- [Work to do]
Exact repetition is required: output every record in full.

- [Given records]
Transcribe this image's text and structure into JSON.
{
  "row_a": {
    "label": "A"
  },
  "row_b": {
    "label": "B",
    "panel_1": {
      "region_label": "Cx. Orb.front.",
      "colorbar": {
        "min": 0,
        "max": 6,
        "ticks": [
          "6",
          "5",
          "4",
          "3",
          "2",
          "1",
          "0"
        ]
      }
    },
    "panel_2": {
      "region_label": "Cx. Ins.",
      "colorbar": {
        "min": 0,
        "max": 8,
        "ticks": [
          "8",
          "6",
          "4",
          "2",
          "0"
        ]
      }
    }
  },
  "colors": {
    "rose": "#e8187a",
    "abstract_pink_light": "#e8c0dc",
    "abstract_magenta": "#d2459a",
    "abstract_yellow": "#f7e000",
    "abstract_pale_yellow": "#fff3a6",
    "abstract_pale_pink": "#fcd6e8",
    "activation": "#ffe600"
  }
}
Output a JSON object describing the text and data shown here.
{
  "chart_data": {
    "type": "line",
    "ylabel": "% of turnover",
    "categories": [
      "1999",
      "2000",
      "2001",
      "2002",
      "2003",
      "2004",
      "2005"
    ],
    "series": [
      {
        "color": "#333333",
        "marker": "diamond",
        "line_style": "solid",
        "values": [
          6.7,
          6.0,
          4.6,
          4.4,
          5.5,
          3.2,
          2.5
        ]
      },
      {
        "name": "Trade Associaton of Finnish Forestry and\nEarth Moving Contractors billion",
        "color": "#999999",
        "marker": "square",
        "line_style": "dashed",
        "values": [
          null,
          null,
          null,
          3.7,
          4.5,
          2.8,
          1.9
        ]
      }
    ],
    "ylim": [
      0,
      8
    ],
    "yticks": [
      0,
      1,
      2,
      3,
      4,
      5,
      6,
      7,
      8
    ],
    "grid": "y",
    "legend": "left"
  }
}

- [Reply]
Transcribe this image's text and structure into JSON.
{
  "row_a": {
    "label": "A"
  },
  "row_b": {
    "label": "B",
    "panel_1": {
      "region_label": "Cx. Orb.front.",
      "colorbar": {
        "min": 0,
        "max": 6,
        "ticks": [
          "6",
          "5",
          "4",
          "3",
          "2",
          "1",
          "0"
        ]
      }
    },
    "panel_2": {
      "region_label": "Cx. Ins.",
      "colorbar": {
        "min": 0,
        "max": 8,
        "ticks": [
          "8",
          "6",
          "4",
          "2",
          "0"
        ]
      }
    }
  },
  "colors": {
    "rose": "#e8187a",
    "abstract_pink_light": "#e8c0dc",
    "abstract_magenta": "#d2459a",
    "abstract_yellow": "#f7e000",
    "abstract_pale_yellow": "#fff3a6",
    "abstract_pale_pink": "#fcd6e8",
    "activation": "#ffe600"
  }
}
Output a JSON object describing the text and data shown here.
{
  "chart_data": {
    "type": "line",
    "ylabel": "% of turnover",
    "categories": [
      "1999",
      "2000",
      "2001",
      "2002",
      "2003",
      "2004",
      "2005"
    ],
    "series": [
      {
        "color": "#333333",
        "marker": "diamond",
        "line_style": "solid",
        "values": [
          6.7,
          6.0,
          4.6,
          4.4,
          5.5,
          3.2,
          2.5
        ]
      },
      {
        "name": "Trade Associaton of Finnish Forestry and\nEarth Moving Contractors billion",
        "color": "#999999",
        "marker": "square",
        "line_style": "dashed",
        "values": [
          null,
          null,
          null,
          3.7,
          4.5,
          2.8,
          1.9
        ]
      }
    ],
    "ylim": [
      0,
      8
    ],
    "yticks": [
      0,
      1,
      2,
      3,
      4,
      5,
      6,
      7,
      8
    ],
    "grid": "y",
    "legend": "left"
  }
}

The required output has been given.